Dataset listings of figures
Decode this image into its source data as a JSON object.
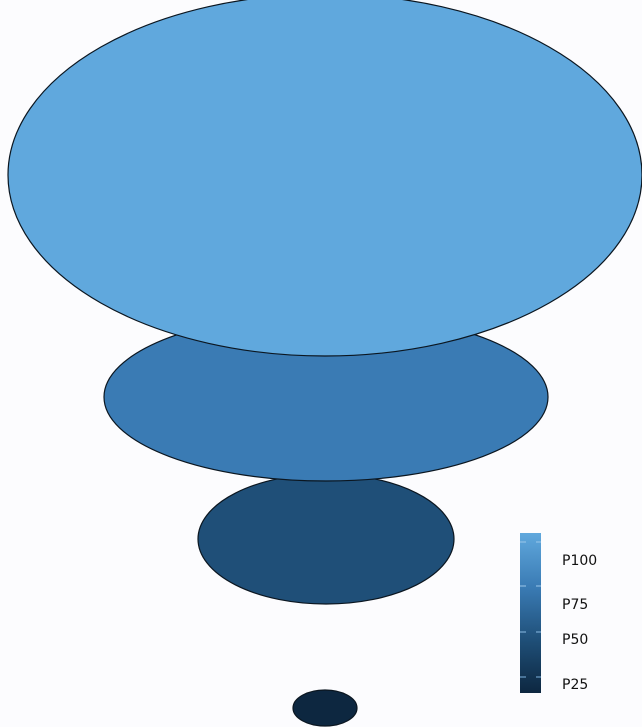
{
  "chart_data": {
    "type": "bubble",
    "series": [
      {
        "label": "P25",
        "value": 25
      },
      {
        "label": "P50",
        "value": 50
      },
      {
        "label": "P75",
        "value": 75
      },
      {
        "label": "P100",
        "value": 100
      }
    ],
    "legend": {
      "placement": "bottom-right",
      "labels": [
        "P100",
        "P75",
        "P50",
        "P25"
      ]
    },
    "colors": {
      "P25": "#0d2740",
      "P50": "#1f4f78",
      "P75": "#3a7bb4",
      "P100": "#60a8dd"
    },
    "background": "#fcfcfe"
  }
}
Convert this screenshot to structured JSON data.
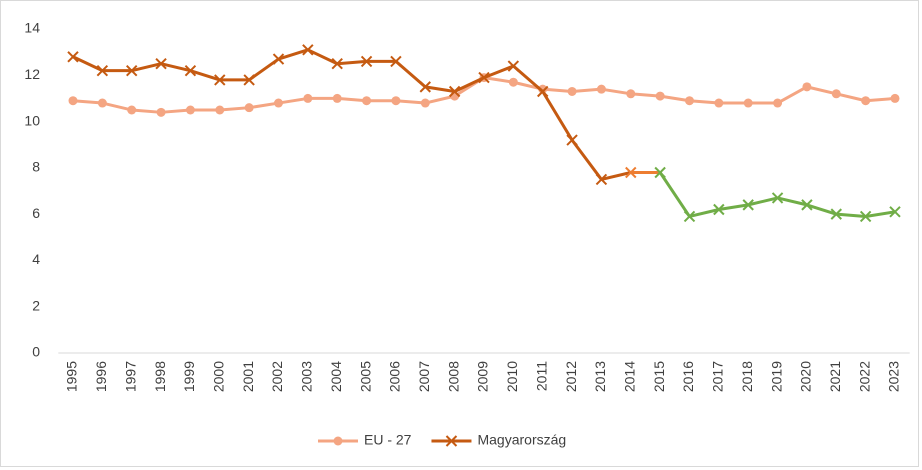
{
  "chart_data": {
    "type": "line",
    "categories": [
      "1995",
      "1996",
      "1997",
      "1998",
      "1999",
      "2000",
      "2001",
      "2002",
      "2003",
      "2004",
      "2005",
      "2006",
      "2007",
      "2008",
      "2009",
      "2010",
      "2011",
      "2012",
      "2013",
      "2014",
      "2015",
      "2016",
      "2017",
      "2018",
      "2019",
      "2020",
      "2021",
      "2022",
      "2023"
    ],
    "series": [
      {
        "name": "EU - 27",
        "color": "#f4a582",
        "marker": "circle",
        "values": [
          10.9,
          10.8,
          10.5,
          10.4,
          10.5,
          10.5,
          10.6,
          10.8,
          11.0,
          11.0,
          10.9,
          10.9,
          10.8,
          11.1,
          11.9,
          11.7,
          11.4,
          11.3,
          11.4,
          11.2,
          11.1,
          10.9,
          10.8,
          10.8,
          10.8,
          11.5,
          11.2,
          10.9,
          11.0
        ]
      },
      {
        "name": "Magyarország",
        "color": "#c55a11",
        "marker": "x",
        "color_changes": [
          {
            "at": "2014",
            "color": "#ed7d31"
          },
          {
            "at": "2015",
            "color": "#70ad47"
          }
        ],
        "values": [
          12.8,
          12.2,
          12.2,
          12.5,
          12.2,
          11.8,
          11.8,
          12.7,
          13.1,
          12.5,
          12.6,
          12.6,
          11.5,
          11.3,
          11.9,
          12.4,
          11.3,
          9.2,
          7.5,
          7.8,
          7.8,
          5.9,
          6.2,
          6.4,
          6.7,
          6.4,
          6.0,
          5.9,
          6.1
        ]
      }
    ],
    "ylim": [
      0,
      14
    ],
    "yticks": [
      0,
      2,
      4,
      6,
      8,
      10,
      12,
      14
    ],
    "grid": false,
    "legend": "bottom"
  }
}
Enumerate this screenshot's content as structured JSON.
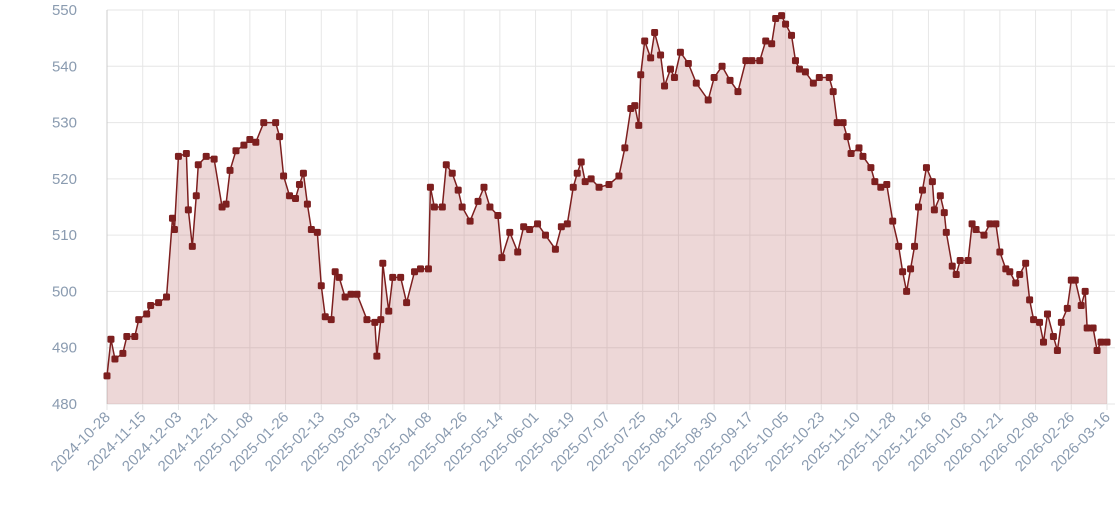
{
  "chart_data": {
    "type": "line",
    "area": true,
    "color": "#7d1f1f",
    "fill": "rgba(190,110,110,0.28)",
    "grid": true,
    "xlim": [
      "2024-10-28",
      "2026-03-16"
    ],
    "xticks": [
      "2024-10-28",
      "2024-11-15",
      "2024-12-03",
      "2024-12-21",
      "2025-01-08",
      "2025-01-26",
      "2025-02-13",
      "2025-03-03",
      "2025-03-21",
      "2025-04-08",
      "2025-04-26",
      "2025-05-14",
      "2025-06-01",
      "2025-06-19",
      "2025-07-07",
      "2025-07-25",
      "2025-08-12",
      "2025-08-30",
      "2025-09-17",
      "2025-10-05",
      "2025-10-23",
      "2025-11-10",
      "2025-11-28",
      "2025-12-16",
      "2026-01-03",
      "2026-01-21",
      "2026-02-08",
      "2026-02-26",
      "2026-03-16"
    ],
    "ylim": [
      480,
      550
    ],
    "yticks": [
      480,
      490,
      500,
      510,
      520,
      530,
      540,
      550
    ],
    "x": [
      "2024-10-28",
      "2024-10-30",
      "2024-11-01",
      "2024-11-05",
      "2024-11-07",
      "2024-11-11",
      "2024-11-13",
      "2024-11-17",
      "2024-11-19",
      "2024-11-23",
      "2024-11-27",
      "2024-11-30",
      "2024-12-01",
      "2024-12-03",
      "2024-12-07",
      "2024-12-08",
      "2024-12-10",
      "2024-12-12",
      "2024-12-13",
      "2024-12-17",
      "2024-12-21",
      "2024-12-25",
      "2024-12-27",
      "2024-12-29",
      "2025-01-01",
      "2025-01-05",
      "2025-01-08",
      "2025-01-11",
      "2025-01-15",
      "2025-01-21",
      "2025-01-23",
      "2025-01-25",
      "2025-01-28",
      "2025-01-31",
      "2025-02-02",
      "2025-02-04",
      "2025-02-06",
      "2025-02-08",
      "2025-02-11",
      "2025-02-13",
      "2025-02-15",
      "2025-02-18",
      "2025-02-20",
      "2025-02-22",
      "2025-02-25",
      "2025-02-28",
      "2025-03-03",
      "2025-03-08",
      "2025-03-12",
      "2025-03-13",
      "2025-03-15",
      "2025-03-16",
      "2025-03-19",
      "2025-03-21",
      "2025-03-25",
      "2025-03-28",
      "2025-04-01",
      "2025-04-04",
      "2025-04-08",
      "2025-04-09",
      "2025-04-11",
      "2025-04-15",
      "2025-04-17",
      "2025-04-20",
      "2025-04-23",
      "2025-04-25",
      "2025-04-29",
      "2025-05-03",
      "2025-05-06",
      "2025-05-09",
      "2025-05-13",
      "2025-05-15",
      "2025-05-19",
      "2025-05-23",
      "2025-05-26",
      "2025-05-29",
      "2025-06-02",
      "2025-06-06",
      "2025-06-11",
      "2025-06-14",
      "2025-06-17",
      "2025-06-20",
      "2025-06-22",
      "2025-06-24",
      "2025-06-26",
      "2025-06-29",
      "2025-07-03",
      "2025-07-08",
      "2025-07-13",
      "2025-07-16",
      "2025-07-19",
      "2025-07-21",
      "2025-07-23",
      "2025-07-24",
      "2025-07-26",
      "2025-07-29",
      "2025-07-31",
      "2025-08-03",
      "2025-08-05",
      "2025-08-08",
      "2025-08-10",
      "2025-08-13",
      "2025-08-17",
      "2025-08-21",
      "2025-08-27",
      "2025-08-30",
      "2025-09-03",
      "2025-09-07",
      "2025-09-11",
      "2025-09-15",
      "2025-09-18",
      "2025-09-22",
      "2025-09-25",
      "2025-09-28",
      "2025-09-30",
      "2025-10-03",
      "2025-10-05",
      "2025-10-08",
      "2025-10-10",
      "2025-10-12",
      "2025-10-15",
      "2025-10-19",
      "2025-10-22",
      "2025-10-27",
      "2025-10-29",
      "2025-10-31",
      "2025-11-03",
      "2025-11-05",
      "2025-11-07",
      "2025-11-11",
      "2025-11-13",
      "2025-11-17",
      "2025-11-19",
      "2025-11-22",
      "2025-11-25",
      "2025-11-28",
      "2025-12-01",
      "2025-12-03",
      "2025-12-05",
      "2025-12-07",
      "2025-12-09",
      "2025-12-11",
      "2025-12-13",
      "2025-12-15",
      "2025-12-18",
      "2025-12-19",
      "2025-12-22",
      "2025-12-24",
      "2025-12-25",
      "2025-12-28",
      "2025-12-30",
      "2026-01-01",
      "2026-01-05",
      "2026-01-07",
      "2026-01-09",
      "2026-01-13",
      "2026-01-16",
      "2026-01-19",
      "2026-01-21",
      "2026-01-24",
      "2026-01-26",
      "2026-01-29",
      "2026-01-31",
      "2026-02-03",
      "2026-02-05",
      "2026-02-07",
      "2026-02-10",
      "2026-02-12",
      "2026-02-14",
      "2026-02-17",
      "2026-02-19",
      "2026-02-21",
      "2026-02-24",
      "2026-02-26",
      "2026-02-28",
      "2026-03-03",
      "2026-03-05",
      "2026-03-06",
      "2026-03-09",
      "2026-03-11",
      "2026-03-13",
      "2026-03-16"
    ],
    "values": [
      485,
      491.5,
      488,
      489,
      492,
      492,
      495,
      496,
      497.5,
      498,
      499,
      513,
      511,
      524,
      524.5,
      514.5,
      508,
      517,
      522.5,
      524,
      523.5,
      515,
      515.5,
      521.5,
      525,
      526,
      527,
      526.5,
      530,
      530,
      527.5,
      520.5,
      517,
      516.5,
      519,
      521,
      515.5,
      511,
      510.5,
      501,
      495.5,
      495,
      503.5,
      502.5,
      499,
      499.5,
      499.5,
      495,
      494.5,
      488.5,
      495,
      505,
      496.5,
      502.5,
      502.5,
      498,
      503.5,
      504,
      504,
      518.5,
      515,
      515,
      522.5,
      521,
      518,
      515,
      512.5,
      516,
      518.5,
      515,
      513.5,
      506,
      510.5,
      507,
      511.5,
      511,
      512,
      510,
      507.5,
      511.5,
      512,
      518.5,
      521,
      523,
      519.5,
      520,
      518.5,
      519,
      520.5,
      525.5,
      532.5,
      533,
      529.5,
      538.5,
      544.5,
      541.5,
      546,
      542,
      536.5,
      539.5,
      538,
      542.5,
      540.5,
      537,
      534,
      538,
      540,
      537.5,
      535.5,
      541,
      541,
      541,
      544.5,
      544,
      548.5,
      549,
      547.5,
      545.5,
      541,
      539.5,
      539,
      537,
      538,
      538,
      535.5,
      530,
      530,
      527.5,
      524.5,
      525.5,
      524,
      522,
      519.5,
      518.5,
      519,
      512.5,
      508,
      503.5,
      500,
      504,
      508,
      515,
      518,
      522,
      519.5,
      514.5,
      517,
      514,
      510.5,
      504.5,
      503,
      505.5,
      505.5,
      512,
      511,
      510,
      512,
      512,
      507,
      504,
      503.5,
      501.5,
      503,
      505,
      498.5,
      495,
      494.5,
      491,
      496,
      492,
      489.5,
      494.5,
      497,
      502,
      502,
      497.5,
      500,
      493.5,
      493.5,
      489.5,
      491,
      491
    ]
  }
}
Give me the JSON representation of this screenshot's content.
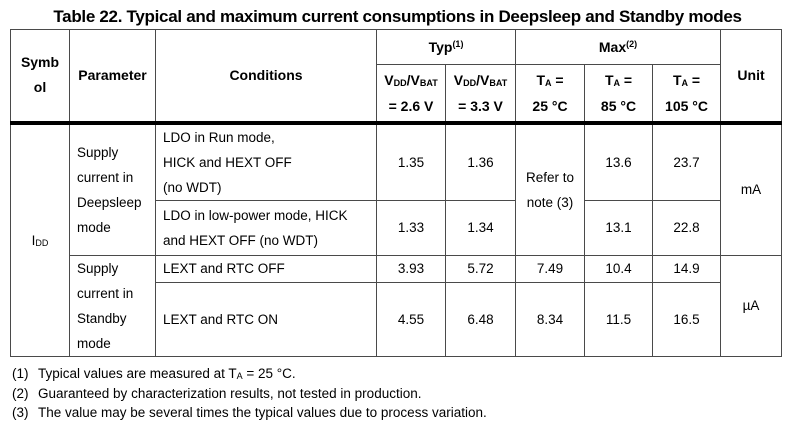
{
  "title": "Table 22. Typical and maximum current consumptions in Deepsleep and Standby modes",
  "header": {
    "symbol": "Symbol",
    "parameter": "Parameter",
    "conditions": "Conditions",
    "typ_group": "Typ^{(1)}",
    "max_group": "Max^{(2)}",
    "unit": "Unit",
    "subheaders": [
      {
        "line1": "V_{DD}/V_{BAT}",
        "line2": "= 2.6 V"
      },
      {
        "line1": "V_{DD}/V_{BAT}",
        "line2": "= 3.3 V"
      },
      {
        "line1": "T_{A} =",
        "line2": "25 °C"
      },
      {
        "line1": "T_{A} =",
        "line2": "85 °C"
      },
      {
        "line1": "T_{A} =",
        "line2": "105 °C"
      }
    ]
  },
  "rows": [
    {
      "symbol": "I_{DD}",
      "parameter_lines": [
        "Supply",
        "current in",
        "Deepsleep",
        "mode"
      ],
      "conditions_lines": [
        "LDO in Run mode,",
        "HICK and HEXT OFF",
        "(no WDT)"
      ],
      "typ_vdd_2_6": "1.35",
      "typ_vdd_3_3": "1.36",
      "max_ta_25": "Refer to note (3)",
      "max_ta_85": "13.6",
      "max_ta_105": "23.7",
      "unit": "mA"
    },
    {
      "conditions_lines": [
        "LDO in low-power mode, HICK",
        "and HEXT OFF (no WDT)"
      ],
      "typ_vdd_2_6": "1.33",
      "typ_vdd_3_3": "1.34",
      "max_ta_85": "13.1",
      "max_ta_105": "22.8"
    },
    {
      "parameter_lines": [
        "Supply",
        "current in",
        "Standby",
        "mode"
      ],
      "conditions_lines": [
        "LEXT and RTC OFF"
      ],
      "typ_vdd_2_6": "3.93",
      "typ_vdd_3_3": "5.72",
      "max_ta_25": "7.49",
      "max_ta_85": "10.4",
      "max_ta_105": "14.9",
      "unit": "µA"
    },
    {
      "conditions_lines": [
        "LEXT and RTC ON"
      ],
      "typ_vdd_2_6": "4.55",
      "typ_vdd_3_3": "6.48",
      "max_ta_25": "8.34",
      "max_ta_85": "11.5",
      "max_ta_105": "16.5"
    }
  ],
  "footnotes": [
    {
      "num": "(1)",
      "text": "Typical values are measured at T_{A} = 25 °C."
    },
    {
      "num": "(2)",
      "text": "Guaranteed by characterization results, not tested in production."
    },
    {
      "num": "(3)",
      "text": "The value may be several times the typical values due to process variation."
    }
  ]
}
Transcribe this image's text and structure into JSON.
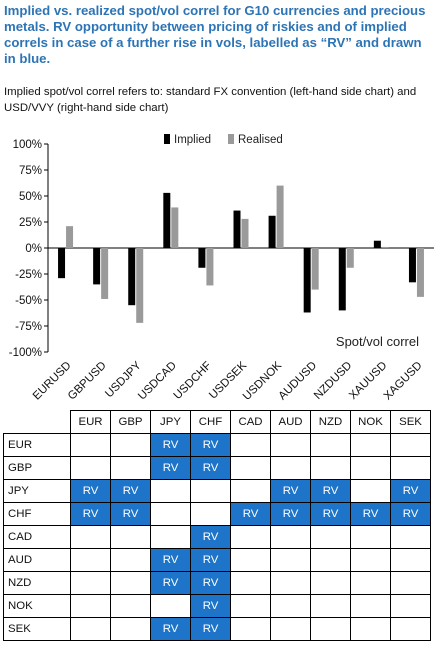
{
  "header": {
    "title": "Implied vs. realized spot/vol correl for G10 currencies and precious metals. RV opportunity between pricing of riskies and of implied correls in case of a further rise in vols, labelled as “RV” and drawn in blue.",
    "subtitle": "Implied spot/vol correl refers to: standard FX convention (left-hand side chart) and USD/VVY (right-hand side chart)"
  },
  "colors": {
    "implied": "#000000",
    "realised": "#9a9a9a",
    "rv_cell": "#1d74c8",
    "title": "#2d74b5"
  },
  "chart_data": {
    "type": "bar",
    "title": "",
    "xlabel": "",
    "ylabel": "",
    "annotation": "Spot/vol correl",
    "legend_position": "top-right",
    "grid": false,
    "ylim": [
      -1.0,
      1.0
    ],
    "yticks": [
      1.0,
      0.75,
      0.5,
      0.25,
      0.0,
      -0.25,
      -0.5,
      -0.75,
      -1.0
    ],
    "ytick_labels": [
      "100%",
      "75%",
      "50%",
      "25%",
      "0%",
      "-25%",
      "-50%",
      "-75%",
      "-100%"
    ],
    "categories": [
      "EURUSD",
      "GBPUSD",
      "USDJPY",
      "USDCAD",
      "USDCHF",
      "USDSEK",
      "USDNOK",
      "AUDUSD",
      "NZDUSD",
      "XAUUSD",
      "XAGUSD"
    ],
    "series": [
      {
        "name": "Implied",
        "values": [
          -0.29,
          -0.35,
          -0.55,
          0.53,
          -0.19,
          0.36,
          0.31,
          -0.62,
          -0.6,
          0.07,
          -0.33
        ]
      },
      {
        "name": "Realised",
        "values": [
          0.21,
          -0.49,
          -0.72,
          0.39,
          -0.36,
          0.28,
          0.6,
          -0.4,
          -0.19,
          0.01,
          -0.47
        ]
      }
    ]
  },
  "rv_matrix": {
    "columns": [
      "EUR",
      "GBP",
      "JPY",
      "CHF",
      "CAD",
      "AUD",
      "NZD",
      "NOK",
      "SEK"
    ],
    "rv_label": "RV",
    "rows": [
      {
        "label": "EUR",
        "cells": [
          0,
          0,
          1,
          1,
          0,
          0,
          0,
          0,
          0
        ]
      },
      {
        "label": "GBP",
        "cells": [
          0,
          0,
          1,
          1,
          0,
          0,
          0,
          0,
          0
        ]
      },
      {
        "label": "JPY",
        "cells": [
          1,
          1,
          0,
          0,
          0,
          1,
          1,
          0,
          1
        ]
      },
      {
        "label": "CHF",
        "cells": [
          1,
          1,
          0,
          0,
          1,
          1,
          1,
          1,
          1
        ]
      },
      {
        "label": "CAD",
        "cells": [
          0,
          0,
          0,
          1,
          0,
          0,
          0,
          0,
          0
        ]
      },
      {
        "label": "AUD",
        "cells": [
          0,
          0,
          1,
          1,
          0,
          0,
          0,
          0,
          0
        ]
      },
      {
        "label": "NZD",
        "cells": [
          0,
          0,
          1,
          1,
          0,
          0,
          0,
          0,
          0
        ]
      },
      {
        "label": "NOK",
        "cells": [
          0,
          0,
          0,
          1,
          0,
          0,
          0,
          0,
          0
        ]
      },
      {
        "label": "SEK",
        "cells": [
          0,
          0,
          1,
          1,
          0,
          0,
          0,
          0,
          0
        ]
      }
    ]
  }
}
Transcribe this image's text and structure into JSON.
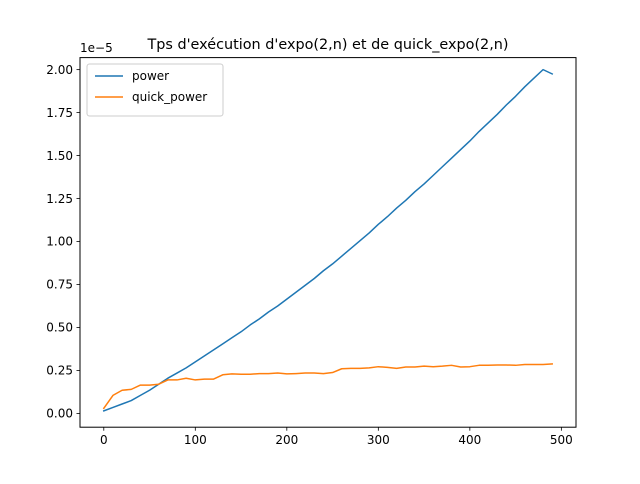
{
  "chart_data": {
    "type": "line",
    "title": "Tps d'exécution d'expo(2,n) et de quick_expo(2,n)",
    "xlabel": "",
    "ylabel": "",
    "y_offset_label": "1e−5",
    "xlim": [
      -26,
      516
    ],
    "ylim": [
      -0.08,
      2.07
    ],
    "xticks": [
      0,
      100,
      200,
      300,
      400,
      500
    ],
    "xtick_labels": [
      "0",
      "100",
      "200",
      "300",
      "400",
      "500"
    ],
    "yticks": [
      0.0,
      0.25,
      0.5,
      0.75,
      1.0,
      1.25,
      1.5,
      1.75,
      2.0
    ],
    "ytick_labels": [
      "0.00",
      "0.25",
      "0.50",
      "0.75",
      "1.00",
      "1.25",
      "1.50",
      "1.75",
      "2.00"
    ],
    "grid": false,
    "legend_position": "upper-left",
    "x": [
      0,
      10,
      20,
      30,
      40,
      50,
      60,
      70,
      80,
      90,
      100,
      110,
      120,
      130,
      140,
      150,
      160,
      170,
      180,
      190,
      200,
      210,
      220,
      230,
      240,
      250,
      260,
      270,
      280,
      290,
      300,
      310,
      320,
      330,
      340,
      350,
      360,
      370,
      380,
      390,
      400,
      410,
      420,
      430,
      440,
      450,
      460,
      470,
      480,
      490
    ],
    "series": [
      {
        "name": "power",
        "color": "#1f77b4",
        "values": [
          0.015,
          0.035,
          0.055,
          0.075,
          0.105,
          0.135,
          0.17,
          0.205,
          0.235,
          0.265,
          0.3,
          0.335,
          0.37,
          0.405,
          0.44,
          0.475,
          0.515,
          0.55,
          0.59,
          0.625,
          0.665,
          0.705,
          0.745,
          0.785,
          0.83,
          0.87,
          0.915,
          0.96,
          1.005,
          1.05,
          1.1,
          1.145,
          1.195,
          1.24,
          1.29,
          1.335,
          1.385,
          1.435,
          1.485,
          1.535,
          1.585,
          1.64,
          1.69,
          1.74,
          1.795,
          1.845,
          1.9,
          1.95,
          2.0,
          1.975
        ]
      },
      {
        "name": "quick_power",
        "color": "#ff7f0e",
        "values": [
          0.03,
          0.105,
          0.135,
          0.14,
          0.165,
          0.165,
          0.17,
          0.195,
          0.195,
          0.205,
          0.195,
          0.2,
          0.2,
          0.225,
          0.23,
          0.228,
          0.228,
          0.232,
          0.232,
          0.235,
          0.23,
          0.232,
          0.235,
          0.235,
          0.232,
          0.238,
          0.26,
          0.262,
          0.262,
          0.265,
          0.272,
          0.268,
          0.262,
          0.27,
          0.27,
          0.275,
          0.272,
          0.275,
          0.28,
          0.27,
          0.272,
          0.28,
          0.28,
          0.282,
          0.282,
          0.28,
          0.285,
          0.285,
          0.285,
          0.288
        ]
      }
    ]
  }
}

Requirement - Pull every line containing the word "bottom" out of the material.

Task response -
      "placement": "bottom-right",
    "legend": "bottom"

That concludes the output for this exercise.